The problem - Turn these lines into a JSON list of strings with one string per line, leaving out any blank lines.

Data for this task -
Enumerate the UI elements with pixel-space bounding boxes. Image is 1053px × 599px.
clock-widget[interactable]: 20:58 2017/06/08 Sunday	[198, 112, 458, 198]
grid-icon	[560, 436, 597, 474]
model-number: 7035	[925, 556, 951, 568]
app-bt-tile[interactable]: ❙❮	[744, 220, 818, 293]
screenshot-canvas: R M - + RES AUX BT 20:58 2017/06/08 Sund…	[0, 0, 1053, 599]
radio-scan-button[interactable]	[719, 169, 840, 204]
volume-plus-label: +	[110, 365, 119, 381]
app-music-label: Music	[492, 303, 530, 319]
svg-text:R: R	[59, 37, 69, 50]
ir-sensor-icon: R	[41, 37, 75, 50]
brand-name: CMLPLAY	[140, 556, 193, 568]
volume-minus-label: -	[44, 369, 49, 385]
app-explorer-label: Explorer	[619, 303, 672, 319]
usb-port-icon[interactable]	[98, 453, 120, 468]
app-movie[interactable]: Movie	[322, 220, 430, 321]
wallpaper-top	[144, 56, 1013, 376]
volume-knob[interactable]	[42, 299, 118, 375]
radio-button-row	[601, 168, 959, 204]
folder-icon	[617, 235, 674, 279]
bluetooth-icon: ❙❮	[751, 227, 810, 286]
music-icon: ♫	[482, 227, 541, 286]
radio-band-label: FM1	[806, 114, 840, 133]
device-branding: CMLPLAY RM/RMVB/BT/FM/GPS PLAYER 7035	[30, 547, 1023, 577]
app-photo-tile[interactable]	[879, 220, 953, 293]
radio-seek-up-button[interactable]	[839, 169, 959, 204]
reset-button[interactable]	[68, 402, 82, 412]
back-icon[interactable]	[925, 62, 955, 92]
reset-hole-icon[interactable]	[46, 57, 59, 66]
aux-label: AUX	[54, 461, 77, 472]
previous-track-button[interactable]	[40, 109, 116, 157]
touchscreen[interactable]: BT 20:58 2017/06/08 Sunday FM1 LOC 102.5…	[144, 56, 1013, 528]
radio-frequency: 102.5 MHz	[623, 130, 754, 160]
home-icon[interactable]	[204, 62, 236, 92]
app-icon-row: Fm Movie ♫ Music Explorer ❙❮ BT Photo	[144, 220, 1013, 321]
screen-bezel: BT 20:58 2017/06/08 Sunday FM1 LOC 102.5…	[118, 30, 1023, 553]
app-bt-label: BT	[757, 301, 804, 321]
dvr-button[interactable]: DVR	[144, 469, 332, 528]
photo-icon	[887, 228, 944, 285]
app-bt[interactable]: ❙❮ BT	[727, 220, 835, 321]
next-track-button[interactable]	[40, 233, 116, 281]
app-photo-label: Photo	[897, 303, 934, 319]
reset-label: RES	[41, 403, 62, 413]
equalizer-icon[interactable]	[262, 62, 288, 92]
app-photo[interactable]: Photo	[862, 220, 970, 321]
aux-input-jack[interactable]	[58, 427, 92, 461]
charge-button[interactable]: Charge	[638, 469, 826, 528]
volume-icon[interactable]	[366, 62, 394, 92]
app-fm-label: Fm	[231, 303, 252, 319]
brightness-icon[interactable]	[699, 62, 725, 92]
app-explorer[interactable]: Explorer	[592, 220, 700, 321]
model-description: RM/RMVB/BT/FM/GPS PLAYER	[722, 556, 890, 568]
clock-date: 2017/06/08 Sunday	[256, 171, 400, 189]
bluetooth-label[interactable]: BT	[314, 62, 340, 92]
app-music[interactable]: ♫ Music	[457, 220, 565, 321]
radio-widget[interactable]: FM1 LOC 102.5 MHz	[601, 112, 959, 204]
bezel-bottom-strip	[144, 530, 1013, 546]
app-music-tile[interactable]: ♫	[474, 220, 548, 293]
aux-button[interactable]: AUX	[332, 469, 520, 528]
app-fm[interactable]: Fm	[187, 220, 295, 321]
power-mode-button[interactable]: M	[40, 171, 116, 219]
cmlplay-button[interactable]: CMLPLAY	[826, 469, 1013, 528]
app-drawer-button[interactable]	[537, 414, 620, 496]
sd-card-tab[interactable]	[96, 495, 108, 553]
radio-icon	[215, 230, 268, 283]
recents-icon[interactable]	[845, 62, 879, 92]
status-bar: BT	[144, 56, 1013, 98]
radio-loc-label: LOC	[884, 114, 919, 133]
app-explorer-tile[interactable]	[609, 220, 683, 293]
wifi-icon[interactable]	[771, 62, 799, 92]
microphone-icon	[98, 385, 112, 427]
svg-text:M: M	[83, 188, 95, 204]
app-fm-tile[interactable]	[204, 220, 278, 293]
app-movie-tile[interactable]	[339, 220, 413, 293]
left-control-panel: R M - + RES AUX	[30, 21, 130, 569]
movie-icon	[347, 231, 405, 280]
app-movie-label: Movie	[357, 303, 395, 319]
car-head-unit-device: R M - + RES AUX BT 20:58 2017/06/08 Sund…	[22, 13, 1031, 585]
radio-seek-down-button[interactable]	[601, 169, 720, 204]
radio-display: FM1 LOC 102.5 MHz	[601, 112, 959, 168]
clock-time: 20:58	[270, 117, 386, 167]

Solution to the problem -
[
  "Enumerate the UI elements with pixel-space bounding boxes. Image is 1053px × 599px.",
  "clock-widget[interactable]: 20:58 2017/06/08 Sunday\t[198, 112, 458, 198]",
  "grid-icon\t[560, 436, 597, 474]",
  "model-number: 7035\t[925, 556, 951, 568]",
  "app-bt-tile[interactable]: ❙❮\t[744, 220, 818, 293]",
  "screenshot-canvas: R M - + RES AUX BT 20:58 2017/06/08 Sund…\t[0, 0, 1053, 599]",
  "radio-scan-button[interactable]\t[719, 169, 840, 204]",
  "volume-plus-label: +\t[110, 365, 119, 381]",
  "app-music-label: Music\t[492, 303, 530, 319]",
  "svg-text:R: R\t[59, 37, 69, 50]",
  "ir-sensor-icon: R\t[41, 37, 75, 50]",
  "brand-name: CMLPLAY\t[140, 556, 193, 568]",
  "volume-minus-label: -\t[44, 369, 49, 385]",
  "app-explorer-label: Explorer\t[619, 303, 672, 319]",
  "usb-port-icon[interactable]\t[98, 453, 120, 468]",
  "app-movie[interactable]: Movie\t[322, 220, 430, 321]",
  "wallpaper-top\t[144, 56, 1013, 376]",
  "volume-knob[interactable]\t[42, 299, 118, 375]",
  "radio-button-row\t[601, 168, 959, 204]",
  "folder-icon\t[617, 235, 674, 279]",
  "bluetooth-icon: ❙❮\t[751, 227, 810, 286]",
  "music-icon: ♫\t[482, 227, 541, 286]",
  "radio-band-label: FM1\t[806, 114, 840, 133]",
  "device-branding: CMLPLAY RM/RMVB/BT/FM/GPS PLAYER 7035\t[30, 547, 1023, 577]",
  "app-photo-tile[interactable]\t[879, 220, 953, 293]",
  "radio-seek-up-button[interactable]\t[839, 169, 959, 204]",
  "reset-button[interactable]\t[68, 402, 82, 412]",
  "back-icon[interactable]\t[925, 62, 955, 92]",
  "reset-hole-icon[interactable]\t[46, 57, 59, 66]",
  "aux-label: AUX\t[54, 461, 77, 472]",
  "previous-track-button[interactable]\t[40, 109, 116, 157]",
  "touchscreen[interactable]: BT 20:58 2017/06/08 Sunday FM1 LOC 102.5…\t[144, 56, 1013, 528]",
  "radio-frequency: 102.5 MHz\t[623, 130, 754, 160]",
  "home-icon[interactable]\t[204, 62, 236, 92]",
  "app-icon-row: Fm Movie ♫ Music Explorer ❙❮ BT Photo\t[144, 220, 1013, 321]",
  "screen-bezel: BT 20:58 2017/06/08 Sunday FM1 LOC 102.5…\t[118, 30, 1023, 553]",
  "app-bt-label: BT\t[757, 301, 804, 321]",
  "dvr-button[interactable]: DVR\t[144, 469, 332, 528]",
  "photo-icon\t[887, 228, 944, 285]",
  "app-bt[interactable]: ❙❮ BT\t[727, 220, 835, 321]",
  "next-track-button[interactable]\t[40, 233, 116, 281]",
  "app-photo-label: Photo\t[897, 303, 934, 319]",
  "reset-label: RES\t[41, 403, 62, 413]",
  "equalizer-icon[interactable]\t[262, 62, 288, 92]",
  "app-photo[interactable]: Photo\t[862, 220, 970, 321]",
  "aux-input-jack[interactable]\t[58, 427, 92, 461]",
  "charge-button[interactable]: Charge\t[638, 469, 826, 528]",
  "volume-icon[interactable]\t[366, 62, 394, 92]",
  "app-fm-label: Fm\t[231, 303, 252, 319]",
  "brightness-icon[interactable]\t[699, 62, 725, 92]",
  "app-explorer[interactable]: Explorer\t[592, 220, 700, 321]",
  "model-description: RM/RMVB/BT/FM/GPS PLAYER\t[722, 556, 890, 568]",
  "clock-date: 2017/06/08 Sunday\t[256, 171, 400, 189]",
  "bluetooth-label[interactable]: BT\t[314, 62, 340, 92]",
  "app-music[interactable]: ♫ Music\t[457, 220, 565, 321]",
  "radio-widget[interactable]: FM1 LOC 102.5 MHz\t[601, 112, 959, 204]",
  "bezel-bottom-strip\t[144, 530, 1013, 546]",
  "app-music-tile[interactable]: ♫\t[474, 220, 548, 293]",
  "aux-button[interactable]: AUX\t[332, 469, 520, 528]",
  "app-fm[interactable]: Fm\t[187, 220, 295, 321]",
  "power-mode-button[interactable]: M\t[40, 171, 116, 219]",
  "cmlplay-button[interactable]: CMLPLAY\t[826, 469, 1013, 528]",
  "app-drawer-button[interactable]\t[537, 414, 620, 496]",
  "sd-card-tab[interactable]\t[96, 495, 108, 553]",
  "radio-icon\t[215, 230, 268, 283]",
  "recents-icon[interactable]\t[845, 62, 879, 92]",
  "status-bar: BT\t[144, 56, 1013, 98]",
  "radio-loc-label: LOC\t[884, 114, 919, 133]",
  "app-explorer-tile[interactable]\t[609, 220, 683, 293]",
  "wifi-icon[interactable]\t[771, 62, 799, 92]",
  "microphone-icon\t[98, 385, 112, 427]",
  "svg-text:M: M\t[83, 188, 95, 204]",
  "app-fm-tile[interactable]\t[204, 220, 278, 293]",
  "app-movie-tile[interactable]\t[339, 220, 413, 293]",
  "left-control-panel: R M - + RES AUX\t[30, 21, 130, 569]",
  "movie-icon\t[347, 231, 405, 280]",
  "app-movie-label: Movie\t[357, 303, 395, 319]",
  "car-head-unit-device: R M - + RES AUX BT 20:58 2017/06/08 Sund…\t[22, 13, 1031, 585]",
  "radio-seek-down-button[interactable]\t[601, 169, 720, 204]",
  "radio-display: FM1 LOC 102.5 MHz\t[601, 112, 959, 168]",
  "clock-time: 20:58\t[270, 117, 386, 167]"
]